━━━━━ RECORDS SHOWN

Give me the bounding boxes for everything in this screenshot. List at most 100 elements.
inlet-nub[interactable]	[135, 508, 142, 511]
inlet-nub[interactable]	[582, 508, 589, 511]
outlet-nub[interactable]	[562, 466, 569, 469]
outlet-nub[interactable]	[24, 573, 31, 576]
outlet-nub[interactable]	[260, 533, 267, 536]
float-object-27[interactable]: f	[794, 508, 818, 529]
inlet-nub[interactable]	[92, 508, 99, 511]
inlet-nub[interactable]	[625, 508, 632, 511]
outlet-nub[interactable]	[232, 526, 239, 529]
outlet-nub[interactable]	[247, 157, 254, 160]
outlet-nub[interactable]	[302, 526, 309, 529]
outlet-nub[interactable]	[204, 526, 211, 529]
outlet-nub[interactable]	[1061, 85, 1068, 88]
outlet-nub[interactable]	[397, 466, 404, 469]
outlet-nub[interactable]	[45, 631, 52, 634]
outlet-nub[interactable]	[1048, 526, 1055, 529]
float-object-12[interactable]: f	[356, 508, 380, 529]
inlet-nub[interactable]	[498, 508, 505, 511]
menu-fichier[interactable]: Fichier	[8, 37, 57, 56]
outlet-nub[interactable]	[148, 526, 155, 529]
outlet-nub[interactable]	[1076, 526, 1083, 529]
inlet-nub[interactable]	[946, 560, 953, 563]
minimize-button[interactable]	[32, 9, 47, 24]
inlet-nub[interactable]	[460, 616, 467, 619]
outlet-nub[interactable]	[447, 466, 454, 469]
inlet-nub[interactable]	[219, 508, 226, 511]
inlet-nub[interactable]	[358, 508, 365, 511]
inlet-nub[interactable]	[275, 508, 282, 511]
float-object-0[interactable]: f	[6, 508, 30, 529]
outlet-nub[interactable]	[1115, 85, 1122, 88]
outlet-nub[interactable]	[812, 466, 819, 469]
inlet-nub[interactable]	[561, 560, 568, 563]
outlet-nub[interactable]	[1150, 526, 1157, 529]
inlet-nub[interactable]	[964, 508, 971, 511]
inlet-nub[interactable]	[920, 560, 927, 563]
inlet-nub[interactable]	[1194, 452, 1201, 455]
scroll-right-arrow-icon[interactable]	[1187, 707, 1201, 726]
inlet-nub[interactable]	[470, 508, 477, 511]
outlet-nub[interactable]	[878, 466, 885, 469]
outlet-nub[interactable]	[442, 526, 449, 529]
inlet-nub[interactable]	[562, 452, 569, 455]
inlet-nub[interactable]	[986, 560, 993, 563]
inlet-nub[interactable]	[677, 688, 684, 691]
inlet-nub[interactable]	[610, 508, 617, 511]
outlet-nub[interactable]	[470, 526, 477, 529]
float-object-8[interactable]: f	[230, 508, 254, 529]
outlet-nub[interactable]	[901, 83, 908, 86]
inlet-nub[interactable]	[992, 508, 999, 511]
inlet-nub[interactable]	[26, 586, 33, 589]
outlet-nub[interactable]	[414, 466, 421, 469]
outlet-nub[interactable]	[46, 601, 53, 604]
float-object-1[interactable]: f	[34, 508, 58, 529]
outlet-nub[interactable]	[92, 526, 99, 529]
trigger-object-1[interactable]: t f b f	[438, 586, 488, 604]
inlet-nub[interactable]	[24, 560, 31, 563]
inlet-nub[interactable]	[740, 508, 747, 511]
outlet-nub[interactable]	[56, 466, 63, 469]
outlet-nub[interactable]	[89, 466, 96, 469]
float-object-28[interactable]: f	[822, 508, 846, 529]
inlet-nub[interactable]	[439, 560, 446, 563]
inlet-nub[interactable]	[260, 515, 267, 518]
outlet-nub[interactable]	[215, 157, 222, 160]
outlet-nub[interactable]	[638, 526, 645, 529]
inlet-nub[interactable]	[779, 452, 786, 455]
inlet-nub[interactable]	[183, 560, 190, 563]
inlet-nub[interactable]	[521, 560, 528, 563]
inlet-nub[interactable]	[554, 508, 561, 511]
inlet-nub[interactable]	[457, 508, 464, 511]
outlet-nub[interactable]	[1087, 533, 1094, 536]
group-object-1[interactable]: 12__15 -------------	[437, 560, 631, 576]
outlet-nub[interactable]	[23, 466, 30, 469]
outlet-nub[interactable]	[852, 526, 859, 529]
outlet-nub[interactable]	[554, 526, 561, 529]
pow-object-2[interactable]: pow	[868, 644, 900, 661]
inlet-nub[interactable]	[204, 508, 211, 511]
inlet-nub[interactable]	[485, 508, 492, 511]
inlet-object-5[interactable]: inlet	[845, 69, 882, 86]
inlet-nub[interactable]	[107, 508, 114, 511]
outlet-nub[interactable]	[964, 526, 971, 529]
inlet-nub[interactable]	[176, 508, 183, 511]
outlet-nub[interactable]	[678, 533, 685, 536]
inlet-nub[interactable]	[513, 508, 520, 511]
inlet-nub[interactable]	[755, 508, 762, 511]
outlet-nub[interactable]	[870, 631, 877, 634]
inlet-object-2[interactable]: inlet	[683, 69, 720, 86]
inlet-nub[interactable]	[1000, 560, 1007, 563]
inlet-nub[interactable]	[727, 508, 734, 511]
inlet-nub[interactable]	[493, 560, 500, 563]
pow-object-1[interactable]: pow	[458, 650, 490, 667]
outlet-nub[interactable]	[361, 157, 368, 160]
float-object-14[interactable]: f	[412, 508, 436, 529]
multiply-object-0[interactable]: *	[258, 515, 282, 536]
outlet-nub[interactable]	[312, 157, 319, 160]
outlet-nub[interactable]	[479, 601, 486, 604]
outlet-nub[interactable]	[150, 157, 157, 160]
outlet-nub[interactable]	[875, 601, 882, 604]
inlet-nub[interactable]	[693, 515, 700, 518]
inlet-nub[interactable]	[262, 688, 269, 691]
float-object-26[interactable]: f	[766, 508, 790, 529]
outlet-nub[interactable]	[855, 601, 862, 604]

━━━━━━━━━━

> _PROBLEM DETAILS_
Lay out every line of the records above as a JSON list of strings, one string per line, with blank lines omitted.

> _FINAL RESULT_
[
  "Give me the bounding boxes for everything in this screenshot. List at most 100 elements.",
  "inlet-nub[interactable]\t[135, 508, 142, 511]",
  "inlet-nub[interactable]\t[582, 508, 589, 511]",
  "outlet-nub[interactable]\t[562, 466, 569, 469]",
  "outlet-nub[interactable]\t[24, 573, 31, 576]",
  "outlet-nub[interactable]\t[260, 533, 267, 536]",
  "float-object-27[interactable]: f\t[794, 508, 818, 529]",
  "inlet-nub[interactable]\t[92, 508, 99, 511]",
  "inlet-nub[interactable]\t[625, 508, 632, 511]",
  "outlet-nub[interactable]\t[232, 526, 239, 529]",
  "outlet-nub[interactable]\t[247, 157, 254, 160]",
  "outlet-nub[interactable]\t[302, 526, 309, 529]",
  "outlet-nub[interactable]\t[204, 526, 211, 529]",
  "outlet-nub[interactable]\t[1061, 85, 1068, 88]",
  "outlet-nub[interactable]\t[397, 466, 404, 469]",
  "outlet-nub[interactable]\t[45, 631, 52, 634]",
  "outlet-nub[interactable]\t[1048, 526, 1055, 529]",
  "float-object-12[interactable]: f\t[356, 508, 380, 529]",
  "inlet-nub[interactable]\t[498, 508, 505, 511]",
  "menu-fichier[interactable]: Fichier\t[8, 37, 57, 56]",
  "outlet-nub[interactable]\t[148, 526, 155, 529]",
  "outlet-nub[interactable]\t[1076, 526, 1083, 529]",
  "inlet-nub[interactable]\t[946, 560, 953, 563]",
  "minimize-button[interactable]\t[32, 9, 47, 24]",
  "inlet-nub[interactable]\t[460, 616, 467, 619]",
  "outlet-nub[interactable]\t[447, 466, 454, 469]",
  "inlet-nub[interactable]\t[219, 508, 226, 511]",
  "inlet-nub[interactable]\t[358, 508, 365, 511]",
  "inlet-nub[interactable]\t[275, 508, 282, 511]",
  "float-object-0[interactable]: f\t[6, 508, 30, 529]",
  "outlet-nub[interactable]\t[1115, 85, 1122, 88]",
  "outlet-nub[interactable]\t[812, 466, 819, 469]",
  "inlet-nub[interactable]\t[561, 560, 568, 563]",
  "outlet-nub[interactable]\t[1150, 526, 1157, 529]",
  "inlet-nub[interactable]\t[964, 508, 971, 511]",
  "inlet-nub[interactable]\t[920, 560, 927, 563]",
  "inlet-nub[interactable]\t[1194, 452, 1201, 455]",
  "scroll-right-arrow-icon[interactable]\t[1187, 707, 1201, 726]",
  "inlet-nub[interactable]\t[470, 508, 477, 511]",
  "outlet-nub[interactable]\t[878, 466, 885, 469]",
  "outlet-nub[interactable]\t[442, 526, 449, 529]",
  "inlet-nub[interactable]\t[562, 452, 569, 455]",
  "inlet-nub[interactable]\t[986, 560, 993, 563]",
  "inlet-nub[interactable]\t[677, 688, 684, 691]",
  "inlet-nub[interactable]\t[610, 508, 617, 511]",
  "outlet-nub[interactable]\t[470, 526, 477, 529]",
  "float-object-8[interactable]: f\t[230, 508, 254, 529]",
  "outlet-nub[interactable]\t[901, 83, 908, 86]",
  "inlet-nub[interactable]\t[992, 508, 999, 511]",
  "inlet-nub[interactable]\t[26, 586, 33, 589]",
  "outlet-nub[interactable]\t[414, 466, 421, 469]",
  "outlet-nub[interactable]\t[46, 601, 53, 604]",
  "float-object-1[interactable]: f\t[34, 508, 58, 529]",
  "outlet-nub[interactable]\t[92, 526, 99, 529]",
  "trigger-object-1[interactable]: t f b f\t[438, 586, 488, 604]",
  "inlet-nub[interactable]\t[24, 560, 31, 563]",
  "inlet-nub[interactable]\t[740, 508, 747, 511]",
  "outlet-nub[interactable]\t[56, 466, 63, 469]",
  "outlet-nub[interactable]\t[89, 466, 96, 469]",
  "float-object-28[interactable]: f\t[822, 508, 846, 529]",
  "inlet-nub[interactable]\t[439, 560, 446, 563]",
  "inlet-nub[interactable]\t[260, 515, 267, 518]",
  "outlet-nub[interactable]\t[215, 157, 222, 160]",
  "outlet-nub[interactable]\t[638, 526, 645, 529]",
  "inlet-nub[interactable]\t[779, 452, 786, 455]",
  "inlet-nub[interactable]\t[183, 560, 190, 563]",
  "inlet-nub[interactable]\t[521, 560, 528, 563]",
  "inlet-nub[interactable]\t[554, 508, 561, 511]",
  "inlet-nub[interactable]\t[457, 508, 464, 511]",
  "outlet-nub[interactable]\t[1087, 533, 1094, 536]",
  "group-object-1[interactable]: 12__15 -------------\t[437, 560, 631, 576]",
  "outlet-nub[interactable]\t[23, 466, 30, 469]",
  "outlet-nub[interactable]\t[852, 526, 859, 529]",
  "outlet-nub[interactable]\t[554, 526, 561, 529]",
  "pow-object-2[interactable]: pow\t[868, 644, 900, 661]",
  "inlet-nub[interactable]\t[204, 508, 211, 511]",
  "inlet-nub[interactable]\t[485, 508, 492, 511]",
  "inlet-object-5[interactable]: inlet\t[845, 69, 882, 86]",
  "inlet-nub[interactable]\t[107, 508, 114, 511]",
  "outlet-nub[interactable]\t[964, 526, 971, 529]",
  "inlet-nub[interactable]\t[176, 508, 183, 511]",
  "outlet-nub[interactable]\t[678, 533, 685, 536]",
  "inlet-nub[interactable]\t[513, 508, 520, 511]",
  "inlet-nub[interactable]\t[755, 508, 762, 511]",
  "outlet-nub[interactable]\t[870, 631, 877, 634]",
  "inlet-object-2[interactable]: inlet\t[683, 69, 720, 86]",
  "inlet-nub[interactable]\t[1000, 560, 1007, 563]",
  "inlet-nub[interactable]\t[727, 508, 734, 511]",
  "inlet-nub[interactable]\t[493, 560, 500, 563]",
  "pow-object-1[interactable]: pow\t[458, 650, 490, 667]",
  "outlet-nub[interactable]\t[361, 157, 368, 160]",
  "float-object-14[interactable]: f\t[412, 508, 436, 529]",
  "multiply-object-0[interactable]: *\t[258, 515, 282, 536]",
  "outlet-nub[interactable]\t[312, 157, 319, 160]",
  "outlet-nub[interactable]\t[479, 601, 486, 604]",
  "outlet-nub[interactable]\t[150, 157, 157, 160]",
  "outlet-nub[interactable]\t[875, 601, 882, 604]",
  "inlet-nub[interactable]\t[693, 515, 700, 518]",
  "inlet-nub[interactable]\t[262, 688, 269, 691]",
  "float-object-26[interactable]: f\t[766, 508, 790, 529]",
  "outlet-nub[interactable]\t[855, 601, 862, 604]"
]